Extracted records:
━━━━━━

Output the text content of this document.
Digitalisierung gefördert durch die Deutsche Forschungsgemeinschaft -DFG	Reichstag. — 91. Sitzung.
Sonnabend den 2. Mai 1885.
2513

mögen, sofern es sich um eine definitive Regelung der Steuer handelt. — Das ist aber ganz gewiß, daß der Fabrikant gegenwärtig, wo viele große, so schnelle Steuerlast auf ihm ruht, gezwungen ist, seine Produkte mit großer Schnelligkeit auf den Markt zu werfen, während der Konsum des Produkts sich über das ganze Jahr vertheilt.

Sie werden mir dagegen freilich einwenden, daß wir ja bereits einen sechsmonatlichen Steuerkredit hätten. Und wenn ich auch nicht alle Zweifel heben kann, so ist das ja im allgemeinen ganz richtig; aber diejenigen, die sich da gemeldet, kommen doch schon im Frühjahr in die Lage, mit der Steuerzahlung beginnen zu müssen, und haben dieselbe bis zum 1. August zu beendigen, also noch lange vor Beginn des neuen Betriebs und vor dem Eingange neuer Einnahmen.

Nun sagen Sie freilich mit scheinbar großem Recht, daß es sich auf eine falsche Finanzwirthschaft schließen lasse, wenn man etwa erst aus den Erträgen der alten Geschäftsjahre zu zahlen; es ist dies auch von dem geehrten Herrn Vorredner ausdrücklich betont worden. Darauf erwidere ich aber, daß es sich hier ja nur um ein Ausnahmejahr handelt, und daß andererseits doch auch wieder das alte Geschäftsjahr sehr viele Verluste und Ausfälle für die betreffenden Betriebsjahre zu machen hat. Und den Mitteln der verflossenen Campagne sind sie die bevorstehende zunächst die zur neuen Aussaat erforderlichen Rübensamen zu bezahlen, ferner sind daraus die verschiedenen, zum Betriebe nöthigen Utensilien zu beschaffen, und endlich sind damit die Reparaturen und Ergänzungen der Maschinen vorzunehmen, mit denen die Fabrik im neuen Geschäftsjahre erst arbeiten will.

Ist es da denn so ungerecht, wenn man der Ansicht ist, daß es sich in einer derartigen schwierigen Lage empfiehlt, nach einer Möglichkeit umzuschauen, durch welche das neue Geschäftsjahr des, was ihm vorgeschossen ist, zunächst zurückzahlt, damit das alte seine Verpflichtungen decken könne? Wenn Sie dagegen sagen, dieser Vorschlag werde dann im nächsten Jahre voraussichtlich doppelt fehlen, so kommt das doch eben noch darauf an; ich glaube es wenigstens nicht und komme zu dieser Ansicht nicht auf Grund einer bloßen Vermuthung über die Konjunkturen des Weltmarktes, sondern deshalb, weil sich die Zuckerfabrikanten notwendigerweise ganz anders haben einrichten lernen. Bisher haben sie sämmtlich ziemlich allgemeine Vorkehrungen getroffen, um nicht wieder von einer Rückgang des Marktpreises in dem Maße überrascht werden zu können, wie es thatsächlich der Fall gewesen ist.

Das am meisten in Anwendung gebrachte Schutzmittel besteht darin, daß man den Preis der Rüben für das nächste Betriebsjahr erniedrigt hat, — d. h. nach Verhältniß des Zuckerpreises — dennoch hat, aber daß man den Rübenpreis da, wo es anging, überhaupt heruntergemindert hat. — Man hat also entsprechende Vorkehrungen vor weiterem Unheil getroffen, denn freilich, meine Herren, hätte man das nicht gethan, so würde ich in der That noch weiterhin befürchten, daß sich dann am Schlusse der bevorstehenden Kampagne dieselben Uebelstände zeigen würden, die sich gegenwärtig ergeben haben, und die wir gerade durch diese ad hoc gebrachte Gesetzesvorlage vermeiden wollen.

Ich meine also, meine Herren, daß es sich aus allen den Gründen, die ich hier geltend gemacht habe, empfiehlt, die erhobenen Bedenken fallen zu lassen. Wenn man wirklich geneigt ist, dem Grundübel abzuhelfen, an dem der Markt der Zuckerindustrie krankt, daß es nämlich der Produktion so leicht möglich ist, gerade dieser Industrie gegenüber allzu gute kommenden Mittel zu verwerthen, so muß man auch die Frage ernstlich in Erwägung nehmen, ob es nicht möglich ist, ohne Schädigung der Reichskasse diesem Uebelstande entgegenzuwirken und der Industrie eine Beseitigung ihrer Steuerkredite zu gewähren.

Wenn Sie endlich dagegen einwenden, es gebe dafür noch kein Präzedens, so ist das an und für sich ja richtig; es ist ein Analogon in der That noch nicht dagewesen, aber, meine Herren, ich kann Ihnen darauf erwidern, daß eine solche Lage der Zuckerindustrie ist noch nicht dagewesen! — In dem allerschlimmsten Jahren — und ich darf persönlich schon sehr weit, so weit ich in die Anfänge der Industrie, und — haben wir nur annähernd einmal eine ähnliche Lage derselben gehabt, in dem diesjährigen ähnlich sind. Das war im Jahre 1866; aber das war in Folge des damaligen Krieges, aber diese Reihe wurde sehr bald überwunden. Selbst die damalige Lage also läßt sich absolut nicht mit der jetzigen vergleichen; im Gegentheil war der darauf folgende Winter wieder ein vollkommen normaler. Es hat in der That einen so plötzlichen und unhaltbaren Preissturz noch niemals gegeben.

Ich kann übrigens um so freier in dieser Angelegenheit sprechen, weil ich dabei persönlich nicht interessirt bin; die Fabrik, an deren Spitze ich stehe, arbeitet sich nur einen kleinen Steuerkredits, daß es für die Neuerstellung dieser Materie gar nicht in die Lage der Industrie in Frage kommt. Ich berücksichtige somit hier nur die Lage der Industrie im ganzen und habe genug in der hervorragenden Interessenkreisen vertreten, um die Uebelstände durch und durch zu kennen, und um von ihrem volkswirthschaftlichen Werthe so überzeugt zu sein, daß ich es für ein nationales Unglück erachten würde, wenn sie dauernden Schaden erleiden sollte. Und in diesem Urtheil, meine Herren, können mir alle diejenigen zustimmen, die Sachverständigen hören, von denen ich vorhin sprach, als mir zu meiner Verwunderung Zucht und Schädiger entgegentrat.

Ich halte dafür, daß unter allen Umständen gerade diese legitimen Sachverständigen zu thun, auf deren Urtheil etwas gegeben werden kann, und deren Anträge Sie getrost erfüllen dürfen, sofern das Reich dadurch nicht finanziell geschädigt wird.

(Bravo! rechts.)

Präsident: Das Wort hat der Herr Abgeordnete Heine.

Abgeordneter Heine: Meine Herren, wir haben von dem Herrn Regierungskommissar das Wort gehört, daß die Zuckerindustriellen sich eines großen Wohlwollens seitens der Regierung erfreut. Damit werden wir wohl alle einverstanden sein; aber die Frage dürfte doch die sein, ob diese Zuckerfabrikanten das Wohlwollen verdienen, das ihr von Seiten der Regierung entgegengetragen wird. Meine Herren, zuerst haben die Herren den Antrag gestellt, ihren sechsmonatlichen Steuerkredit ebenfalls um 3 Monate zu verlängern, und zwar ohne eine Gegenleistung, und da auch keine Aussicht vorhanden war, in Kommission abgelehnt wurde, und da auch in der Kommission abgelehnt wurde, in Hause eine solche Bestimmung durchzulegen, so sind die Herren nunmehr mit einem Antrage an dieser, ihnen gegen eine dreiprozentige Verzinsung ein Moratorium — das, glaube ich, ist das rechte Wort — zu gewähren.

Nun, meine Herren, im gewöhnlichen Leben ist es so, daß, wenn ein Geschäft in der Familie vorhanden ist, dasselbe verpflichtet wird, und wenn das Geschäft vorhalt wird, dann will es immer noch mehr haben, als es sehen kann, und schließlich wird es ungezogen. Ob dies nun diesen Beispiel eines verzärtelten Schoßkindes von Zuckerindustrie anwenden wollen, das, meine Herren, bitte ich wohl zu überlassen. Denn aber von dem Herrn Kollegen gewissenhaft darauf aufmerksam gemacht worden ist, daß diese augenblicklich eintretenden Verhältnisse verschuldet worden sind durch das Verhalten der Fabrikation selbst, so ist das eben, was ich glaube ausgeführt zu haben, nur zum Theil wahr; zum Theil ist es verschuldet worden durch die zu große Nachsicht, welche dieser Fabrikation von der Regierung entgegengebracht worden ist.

━━━━━━

• CHALLENGE:
Copy each line of the preceding data that contains the string "Wort".

• TASK ANSWER:
Präsident: Das Wort hat der Herr Abgeordnete Heine.
Abgeordneter Heine: Meine Herren, wir haben von dem Herrn Regierungskommissar das Wort gehört, daß die Zuckerindustriellen sich eines großen Wohlwollens seitens der Regierung erfreut. Damit werden wir wohl alle einverstanden sein; aber die Frage dürfte doch die sein, ob diese Zuckerfabrikanten das Wohlwollen verdienen, das ihr von Seiten der Regierung entgegengetragen wird. Meine Herren, zuerst haben die Herren den Antrag gestellt, ihren sechsmonatlichen Steuerkredit ebenfalls um 3 Monate zu verlängern, und zwar ohne eine Gegenleistung, und da auch keine Aussicht vorhanden war, in Kommission abgelehnt wurde, und da auch in der Kommission abgelehnt wurde, in Hause eine solche Bestimmung durchzulegen, so sind die Herren nunmehr mit einem Antrage an dieser, ihnen gegen eine dreiprozentige Verzinsung ein Moratorium — das, glaube ich, ist das rechte Wort — zu gewähren.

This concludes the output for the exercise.